WHAT IS EXPECTED: Below is some material; set it all down exactly, apart from the pictures.

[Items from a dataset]
Begin
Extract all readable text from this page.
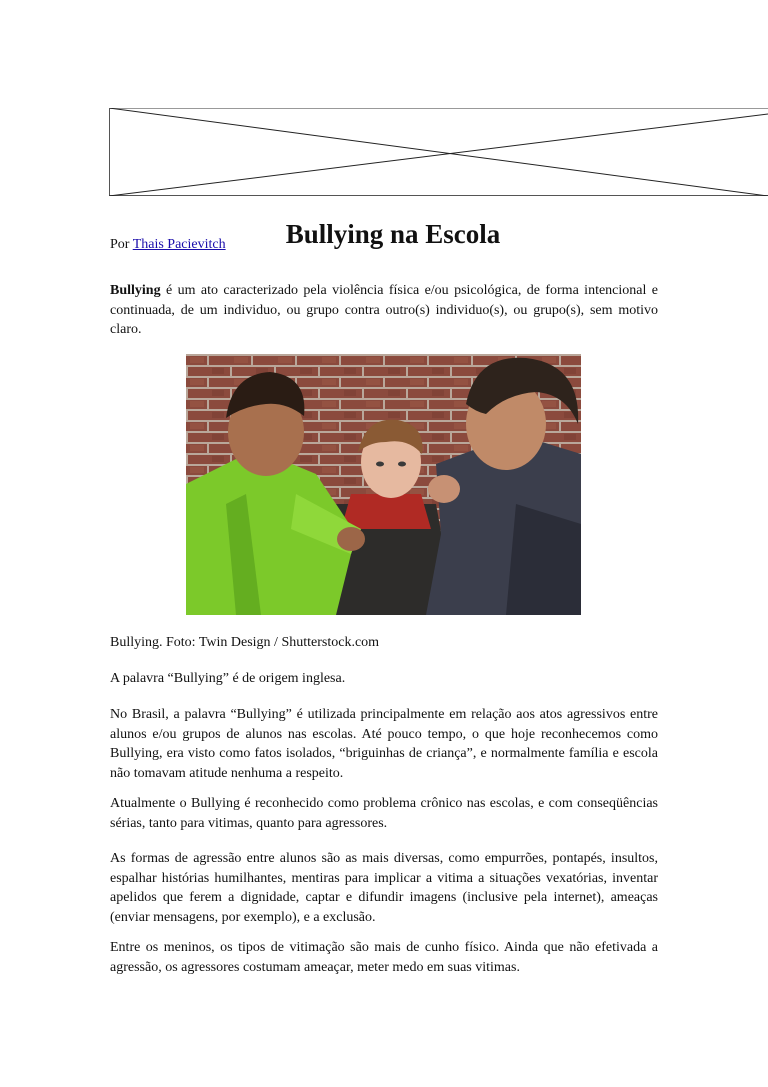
Bullying na Escola
Por Thais Pacievitch

Bullying é um ato caracterizado pela violência física e/ou psicológica, de forma intencional e continuada, de um individuo, ou grupo contra outro(s) individuo(s), ou grupo(s), sem motivo claro.

Bullying. Foto: Twin Design / Shutterstock.com

A palavra “Bullying” é de origem inglesa.

No Brasil, a palavra “Bullying” é utilizada principalmente em relação aos atos agressivos entre alunos e/ou grupos de alunos nas escolas. Até pouco tempo, o que hoje reconhecemos como Bullying, era visto como fatos isolados, “briguinhas de criança”, e normalmente família e escola não tomavam atitude nenhuma a respeito.

Atualmente o Bullying é reconhecido como problema crônico nas escolas, e com conseqüências sérias, tanto para vitimas, quanto para agressores.

As formas de agressão entre alunos são as mais diversas, como empurrões, pontapés, insultos, espalhar histórias humilhantes, mentiras para implicar a vitima a situações vexatórias, inventar apelidos que ferem a dignidade, captar e difundir imagens (inclusive pela internet), ameaças (enviar mensagens, por exemplo), e a exclusão.

Entre os meninos, os tipos de vitimação são mais de cunho físico. Ainda que não efetivada a agressão, os agressores costumam ameaçar, meter medo em suas vitimas.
End
EXPECTED ANSWER:
Extract all readable text from this page.
Bullying na Escola
Por Thais Pacievitch

Bullying é um ato caracterizado pela violência física e/ou psicológica, de forma intencional e continuada, de um individuo, ou grupo contra outro(s) individuo(s), ou grupo(s), sem motivo claro.

Bullying. Foto: Twin Design / Shutterstock.com

A palavra “Bullying” é de origem inglesa.

No Brasil, a palavra “Bullying” é utilizada principalmente em relação aos atos agressivos entre alunos e/ou grupos de alunos nas escolas. Até pouco tempo, o que hoje reconhecemos como Bullying, era visto como fatos isolados, “briguinhas de criança”, e normalmente família e escola não tomavam atitude nenhuma a respeito.

Atualmente o Bullying é reconhecido como problema crônico nas escolas, e com conseqüências sérias, tanto para vitimas, quanto para agressores.

As formas de agressão entre alunos são as mais diversas, como empurrões, pontapés, insultos, espalhar histórias humilhantes, mentiras para implicar a vitima a situações vexatórias, inventar apelidos que ferem a dignidade, captar e difundir imagens (inclusive pela internet), ameaças (enviar mensagens, por exemplo), e a exclusão.

Entre os meninos, os tipos de vitimação são mais de cunho físico. Ainda que não efetivada a agressão, os agressores costumam ameaçar, meter medo em suas vitimas.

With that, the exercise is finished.